== Data entries for graphics ==

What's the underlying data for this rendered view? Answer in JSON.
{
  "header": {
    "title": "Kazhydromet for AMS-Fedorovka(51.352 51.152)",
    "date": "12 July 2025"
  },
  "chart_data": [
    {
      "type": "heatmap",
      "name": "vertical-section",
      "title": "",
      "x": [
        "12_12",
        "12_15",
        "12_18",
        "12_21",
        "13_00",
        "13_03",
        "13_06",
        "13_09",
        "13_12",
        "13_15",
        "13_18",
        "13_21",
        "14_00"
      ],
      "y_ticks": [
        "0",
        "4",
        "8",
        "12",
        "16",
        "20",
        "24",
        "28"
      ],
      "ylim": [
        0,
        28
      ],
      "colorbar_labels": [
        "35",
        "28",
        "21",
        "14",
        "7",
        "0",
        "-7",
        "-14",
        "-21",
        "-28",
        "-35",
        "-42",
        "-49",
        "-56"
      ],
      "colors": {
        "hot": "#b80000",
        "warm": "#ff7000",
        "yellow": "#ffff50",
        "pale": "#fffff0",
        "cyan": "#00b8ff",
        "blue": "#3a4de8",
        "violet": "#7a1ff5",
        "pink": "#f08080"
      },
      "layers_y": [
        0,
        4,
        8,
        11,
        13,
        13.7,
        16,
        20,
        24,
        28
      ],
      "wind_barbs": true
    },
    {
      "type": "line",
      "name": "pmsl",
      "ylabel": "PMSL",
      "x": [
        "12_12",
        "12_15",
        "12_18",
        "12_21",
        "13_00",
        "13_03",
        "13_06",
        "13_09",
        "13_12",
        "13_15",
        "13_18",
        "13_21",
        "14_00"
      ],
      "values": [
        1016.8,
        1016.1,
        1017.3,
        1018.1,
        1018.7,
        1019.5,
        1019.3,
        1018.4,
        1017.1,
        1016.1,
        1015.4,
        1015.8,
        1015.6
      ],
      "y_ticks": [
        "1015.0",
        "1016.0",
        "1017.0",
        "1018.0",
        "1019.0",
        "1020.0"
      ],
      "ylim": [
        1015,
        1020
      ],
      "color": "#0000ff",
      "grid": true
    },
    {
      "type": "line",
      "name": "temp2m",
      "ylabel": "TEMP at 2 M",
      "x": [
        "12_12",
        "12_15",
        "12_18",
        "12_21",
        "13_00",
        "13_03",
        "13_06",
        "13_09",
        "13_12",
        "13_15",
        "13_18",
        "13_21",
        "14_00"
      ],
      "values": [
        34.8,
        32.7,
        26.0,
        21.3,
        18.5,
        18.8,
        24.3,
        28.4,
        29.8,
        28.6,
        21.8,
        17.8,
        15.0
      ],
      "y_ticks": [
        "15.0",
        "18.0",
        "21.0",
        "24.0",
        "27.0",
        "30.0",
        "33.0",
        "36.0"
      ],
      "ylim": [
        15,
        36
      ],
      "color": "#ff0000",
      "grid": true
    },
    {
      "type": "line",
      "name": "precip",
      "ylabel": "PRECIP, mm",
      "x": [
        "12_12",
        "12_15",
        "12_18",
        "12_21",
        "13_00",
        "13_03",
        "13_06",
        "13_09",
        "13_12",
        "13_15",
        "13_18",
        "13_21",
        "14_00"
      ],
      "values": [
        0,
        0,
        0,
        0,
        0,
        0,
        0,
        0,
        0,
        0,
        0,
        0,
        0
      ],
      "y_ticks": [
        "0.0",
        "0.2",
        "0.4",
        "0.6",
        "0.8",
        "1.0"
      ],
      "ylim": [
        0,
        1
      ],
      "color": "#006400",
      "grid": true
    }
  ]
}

== Challenge ==
Pull out all lines containing the word "name" from the entries above.

== Exercise response ==
      "name": "vertical-section",
      "name": "pmsl",
      "name": "temp2m",
      "name": "precip",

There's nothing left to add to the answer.